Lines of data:
[START]

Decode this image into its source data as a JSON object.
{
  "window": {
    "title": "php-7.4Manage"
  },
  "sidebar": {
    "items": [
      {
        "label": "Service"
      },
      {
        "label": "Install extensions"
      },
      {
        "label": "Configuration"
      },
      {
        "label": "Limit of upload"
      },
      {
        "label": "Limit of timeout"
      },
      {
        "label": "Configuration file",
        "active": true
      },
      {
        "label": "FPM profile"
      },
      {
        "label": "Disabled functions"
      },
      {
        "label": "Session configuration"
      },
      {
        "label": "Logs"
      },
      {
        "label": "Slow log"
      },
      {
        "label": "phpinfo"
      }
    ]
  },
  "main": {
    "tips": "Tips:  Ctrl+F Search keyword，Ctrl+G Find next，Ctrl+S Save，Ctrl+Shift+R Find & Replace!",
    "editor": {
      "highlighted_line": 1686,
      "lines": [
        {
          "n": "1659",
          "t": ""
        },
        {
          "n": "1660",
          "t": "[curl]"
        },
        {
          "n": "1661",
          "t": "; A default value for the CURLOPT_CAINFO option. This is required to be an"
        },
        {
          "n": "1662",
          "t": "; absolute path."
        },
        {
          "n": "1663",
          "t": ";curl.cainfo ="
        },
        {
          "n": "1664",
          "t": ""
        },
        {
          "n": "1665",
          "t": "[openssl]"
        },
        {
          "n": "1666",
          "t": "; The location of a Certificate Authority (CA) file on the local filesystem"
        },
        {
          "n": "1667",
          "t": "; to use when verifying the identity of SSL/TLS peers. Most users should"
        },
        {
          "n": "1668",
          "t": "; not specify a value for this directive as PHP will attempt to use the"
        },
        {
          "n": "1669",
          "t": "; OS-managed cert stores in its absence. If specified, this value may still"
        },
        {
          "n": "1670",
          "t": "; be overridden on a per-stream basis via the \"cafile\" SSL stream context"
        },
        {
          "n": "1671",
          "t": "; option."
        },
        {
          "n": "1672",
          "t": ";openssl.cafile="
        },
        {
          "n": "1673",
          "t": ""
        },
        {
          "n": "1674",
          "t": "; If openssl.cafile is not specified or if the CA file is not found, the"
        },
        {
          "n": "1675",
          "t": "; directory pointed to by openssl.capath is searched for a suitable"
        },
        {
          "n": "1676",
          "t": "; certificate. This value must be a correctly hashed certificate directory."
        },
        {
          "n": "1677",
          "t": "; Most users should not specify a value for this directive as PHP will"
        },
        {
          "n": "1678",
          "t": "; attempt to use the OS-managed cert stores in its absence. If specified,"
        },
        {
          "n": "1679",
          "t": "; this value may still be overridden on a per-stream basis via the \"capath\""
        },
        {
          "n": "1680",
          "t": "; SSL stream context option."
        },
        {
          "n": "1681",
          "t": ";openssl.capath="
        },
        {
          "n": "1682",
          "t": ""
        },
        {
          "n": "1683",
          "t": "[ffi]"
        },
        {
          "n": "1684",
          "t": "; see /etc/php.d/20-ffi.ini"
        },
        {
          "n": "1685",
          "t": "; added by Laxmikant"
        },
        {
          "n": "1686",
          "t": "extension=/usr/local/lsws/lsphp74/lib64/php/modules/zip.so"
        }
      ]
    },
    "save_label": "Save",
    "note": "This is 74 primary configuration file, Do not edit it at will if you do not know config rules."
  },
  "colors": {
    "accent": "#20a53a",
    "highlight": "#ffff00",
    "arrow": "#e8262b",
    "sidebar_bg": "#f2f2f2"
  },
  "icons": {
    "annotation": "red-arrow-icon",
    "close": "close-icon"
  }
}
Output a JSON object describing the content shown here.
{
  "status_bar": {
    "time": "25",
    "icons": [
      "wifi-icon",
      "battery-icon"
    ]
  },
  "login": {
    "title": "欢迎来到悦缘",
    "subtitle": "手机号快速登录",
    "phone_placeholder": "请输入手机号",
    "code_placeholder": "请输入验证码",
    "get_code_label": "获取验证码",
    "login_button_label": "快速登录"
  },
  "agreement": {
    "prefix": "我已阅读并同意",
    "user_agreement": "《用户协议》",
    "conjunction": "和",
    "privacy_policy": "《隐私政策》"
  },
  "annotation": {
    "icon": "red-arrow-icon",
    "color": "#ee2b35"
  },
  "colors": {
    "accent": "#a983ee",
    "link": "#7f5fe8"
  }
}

[END]

◆ WRITTEN TASK ◆
Copy each line of the records above that carries the word "arrow".

◆ SOLUTION TO THIS TASK ◆
    "arrow": "#e8262b",
    "annotation": "red-arrow-icon",
    "icon": "red-arrow-icon",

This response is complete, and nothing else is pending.